▸ The problem:
Look through the material below. Copy each line that contains the string "this".

## BEGIN Dataset records

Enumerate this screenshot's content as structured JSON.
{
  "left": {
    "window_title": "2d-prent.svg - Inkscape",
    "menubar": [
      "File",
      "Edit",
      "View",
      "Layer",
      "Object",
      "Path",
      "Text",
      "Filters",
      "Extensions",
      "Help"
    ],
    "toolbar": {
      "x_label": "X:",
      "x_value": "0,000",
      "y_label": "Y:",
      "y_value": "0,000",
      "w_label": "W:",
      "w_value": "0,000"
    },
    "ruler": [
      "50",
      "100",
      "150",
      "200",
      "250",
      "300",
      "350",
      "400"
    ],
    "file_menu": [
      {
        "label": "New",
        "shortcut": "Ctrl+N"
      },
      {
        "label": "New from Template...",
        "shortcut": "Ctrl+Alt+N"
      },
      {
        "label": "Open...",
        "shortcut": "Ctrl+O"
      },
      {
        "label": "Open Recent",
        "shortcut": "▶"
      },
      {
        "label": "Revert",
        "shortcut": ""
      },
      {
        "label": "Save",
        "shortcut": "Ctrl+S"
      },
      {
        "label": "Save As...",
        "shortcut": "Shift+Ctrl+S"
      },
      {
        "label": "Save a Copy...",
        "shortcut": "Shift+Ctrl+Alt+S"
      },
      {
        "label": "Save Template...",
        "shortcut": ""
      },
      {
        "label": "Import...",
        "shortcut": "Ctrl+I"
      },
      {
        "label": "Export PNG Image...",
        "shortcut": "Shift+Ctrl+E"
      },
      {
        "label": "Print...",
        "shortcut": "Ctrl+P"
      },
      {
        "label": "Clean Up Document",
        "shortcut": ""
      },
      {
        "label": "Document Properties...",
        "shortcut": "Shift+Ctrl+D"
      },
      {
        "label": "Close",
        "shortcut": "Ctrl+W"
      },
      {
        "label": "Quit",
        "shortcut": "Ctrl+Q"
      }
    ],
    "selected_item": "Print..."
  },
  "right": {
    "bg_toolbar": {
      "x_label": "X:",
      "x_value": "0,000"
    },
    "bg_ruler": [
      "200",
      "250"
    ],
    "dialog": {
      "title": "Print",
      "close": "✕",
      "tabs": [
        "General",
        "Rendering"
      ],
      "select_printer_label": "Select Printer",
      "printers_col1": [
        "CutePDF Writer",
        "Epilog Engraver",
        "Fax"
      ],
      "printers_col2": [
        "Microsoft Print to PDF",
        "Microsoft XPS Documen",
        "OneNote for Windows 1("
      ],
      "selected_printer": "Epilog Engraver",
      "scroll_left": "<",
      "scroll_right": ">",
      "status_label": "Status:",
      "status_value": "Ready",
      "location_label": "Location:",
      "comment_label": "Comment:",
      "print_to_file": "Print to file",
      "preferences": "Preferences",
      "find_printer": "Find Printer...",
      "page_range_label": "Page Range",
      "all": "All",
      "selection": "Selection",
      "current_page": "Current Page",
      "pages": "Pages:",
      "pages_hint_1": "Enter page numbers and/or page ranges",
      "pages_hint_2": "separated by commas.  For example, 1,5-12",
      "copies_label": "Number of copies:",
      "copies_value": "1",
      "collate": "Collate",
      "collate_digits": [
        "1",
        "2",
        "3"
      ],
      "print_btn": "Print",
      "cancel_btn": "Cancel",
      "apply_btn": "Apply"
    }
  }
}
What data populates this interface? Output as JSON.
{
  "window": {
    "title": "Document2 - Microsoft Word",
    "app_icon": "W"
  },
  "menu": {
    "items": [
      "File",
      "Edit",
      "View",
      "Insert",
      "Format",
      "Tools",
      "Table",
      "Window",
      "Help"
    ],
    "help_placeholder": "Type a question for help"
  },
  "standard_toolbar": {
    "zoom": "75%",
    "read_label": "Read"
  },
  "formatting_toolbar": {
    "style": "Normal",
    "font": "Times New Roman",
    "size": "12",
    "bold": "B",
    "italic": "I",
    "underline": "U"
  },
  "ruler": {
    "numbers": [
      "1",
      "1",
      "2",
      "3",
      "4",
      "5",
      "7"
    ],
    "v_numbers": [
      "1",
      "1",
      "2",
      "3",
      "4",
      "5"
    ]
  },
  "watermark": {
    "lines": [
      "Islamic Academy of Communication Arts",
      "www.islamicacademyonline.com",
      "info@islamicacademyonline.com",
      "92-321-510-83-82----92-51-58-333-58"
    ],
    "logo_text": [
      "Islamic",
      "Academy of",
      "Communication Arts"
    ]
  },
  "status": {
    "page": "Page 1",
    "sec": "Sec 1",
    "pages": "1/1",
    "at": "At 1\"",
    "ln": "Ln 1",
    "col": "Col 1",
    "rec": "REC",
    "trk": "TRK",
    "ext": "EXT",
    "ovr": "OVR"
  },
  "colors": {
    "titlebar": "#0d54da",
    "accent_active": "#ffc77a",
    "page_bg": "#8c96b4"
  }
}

## END Dataset records

▸ Response:
Enumerate this screenshot's content as structured JSON.
What data populates this interface? Output as JSON.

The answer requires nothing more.